- Task goal -
Working from the line that contains "Output a JSON object describing the text" down to the last line below, repeat each line exactly.

- Dataset entries -
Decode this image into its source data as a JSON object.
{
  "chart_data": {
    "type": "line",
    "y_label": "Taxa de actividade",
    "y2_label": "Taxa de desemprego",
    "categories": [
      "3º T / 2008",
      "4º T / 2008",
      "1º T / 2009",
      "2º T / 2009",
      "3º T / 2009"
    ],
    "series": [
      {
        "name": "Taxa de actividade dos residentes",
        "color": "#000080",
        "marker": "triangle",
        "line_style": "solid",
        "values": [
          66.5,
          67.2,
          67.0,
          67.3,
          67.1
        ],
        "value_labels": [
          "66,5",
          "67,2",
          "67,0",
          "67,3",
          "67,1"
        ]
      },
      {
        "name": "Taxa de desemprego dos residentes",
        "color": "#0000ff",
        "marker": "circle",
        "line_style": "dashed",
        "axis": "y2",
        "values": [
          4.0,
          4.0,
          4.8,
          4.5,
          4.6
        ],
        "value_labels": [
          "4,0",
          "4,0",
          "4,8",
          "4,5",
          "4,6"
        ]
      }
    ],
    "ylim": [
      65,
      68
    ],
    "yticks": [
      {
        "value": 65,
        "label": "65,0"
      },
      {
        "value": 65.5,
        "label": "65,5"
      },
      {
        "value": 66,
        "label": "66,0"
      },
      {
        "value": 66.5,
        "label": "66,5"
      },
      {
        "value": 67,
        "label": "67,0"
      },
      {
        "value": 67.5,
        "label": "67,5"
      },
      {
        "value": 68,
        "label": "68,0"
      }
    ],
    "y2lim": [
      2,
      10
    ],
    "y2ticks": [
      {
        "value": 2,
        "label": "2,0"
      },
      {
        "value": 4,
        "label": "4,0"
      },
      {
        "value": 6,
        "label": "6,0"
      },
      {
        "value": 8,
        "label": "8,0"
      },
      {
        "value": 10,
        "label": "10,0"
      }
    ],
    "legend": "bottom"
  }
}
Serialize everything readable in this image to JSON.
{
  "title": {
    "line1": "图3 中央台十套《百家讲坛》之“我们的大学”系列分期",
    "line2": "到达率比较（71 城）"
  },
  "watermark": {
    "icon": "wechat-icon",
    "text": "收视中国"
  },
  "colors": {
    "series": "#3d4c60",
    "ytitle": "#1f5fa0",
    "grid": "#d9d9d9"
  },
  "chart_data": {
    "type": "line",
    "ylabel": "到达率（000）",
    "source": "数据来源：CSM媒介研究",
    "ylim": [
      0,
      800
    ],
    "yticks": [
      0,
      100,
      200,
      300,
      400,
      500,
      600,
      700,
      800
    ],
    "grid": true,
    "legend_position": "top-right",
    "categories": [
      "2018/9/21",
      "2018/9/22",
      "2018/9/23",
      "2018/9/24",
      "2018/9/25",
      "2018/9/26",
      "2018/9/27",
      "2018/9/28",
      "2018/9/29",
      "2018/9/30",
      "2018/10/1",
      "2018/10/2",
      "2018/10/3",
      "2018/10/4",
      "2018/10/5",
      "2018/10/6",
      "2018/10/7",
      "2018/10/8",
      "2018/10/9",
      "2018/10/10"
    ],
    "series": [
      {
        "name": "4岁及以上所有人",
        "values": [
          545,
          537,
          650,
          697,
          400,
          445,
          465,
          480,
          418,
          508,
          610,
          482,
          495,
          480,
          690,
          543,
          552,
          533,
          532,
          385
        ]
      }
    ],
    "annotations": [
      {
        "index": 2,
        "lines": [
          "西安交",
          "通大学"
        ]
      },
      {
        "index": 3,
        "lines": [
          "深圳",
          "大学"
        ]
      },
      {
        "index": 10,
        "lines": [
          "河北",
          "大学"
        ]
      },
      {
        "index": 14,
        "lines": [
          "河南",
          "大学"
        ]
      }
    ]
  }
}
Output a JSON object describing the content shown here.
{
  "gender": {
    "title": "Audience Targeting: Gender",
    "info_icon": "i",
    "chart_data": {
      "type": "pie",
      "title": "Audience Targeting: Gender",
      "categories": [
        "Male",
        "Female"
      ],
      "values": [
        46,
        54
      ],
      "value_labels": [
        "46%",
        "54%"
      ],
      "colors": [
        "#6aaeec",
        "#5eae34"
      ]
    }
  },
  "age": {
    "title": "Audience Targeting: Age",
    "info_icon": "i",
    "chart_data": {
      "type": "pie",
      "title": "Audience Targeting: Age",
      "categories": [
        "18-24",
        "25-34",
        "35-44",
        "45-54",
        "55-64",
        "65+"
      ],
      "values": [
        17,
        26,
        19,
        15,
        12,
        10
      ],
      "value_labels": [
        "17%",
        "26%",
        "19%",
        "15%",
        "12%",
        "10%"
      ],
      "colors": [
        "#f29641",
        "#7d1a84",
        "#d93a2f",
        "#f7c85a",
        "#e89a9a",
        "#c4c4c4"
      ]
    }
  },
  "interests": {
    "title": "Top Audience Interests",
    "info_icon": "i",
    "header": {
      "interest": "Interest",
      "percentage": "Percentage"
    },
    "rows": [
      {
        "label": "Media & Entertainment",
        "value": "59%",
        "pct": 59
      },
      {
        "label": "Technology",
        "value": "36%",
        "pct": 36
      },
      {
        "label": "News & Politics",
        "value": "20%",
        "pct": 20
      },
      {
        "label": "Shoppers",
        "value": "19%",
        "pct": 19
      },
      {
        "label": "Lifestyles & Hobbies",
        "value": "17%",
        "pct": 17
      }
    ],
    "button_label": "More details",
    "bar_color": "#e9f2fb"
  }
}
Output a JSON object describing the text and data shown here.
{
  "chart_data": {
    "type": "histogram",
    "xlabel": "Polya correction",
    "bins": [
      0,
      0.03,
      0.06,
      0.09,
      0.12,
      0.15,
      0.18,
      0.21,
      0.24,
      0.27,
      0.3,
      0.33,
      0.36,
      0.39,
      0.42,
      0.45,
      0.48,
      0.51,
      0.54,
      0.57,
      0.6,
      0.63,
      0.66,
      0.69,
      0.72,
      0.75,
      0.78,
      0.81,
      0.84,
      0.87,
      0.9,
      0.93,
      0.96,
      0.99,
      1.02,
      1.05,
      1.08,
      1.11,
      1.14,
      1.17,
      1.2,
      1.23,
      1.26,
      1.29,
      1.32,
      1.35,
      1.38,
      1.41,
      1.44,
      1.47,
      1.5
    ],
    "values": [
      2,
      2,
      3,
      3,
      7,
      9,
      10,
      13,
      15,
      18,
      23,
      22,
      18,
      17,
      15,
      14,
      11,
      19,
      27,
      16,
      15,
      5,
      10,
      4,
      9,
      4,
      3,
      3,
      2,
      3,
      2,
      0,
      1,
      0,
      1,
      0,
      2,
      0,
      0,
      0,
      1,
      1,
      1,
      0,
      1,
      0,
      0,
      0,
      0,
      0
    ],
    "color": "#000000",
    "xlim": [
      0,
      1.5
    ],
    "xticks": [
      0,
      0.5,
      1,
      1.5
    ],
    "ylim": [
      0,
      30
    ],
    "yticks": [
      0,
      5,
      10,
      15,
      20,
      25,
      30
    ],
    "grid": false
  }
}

- The answer -
Output a JSON object describing the text and data shown here.
{
  "chart_data": {
    "type": "histogram",
    "xlabel": "Polya correction",
    "bins": [
      0,
      0.03,
      0.06,
      0.09,
      0.12,
      0.15,
      0.18,
      0.21,
      0.24,
      0.27,
      0.3,
      0.33,
      0.36,
      0.39,
      0.42,
      0.45,
      0.48,
      0.51,
      0.54,
      0.57,
      0.6,
      0.63,
      0.66,
      0.69,
      0.72,
      0.75,
      0.78,
      0.81,
      0.84,
      0.87,
      0.9,
      0.93,
      0.96,
      0.99,
      1.02,
      1.05,
      1.08,
      1.11,
      1.14,
      1.17,
      1.2,
      1.23,
      1.26,
      1.29,
      1.32,
      1.35,
      1.38,
      1.41,
      1.44,
      1.47,
      1.5
    ],
    "values": [
      2,
      2,
      3,
      3,
      7,
      9,
      10,
      13,
      15,
      18,
      23,
      22,
      18,
      17,
      15,
      14,
      11,
      19,
      27,
      16,
      15,
      5,
      10,
      4,
      9,
      4,
      3,
      3,
      2,
      3,
      2,
      0,
      1,
      0,
      1,
      0,
      2,
      0,
      0,
      0,
      1,
      1,
      1,
      0,
      1,
      0,
      0,
      0,
      0,
      0
    ],
    "color": "#000000",
    "xlim": [
      0,
      1.5
    ],
    "xticks": [
      0,
      0.5,
      1,
      1.5
    ],
    "ylim": [
      0,
      30
    ],
    "yticks": [
      0,
      5,
      10,
      15,
      20,
      25,
      30
    ],
    "grid": false
  }
}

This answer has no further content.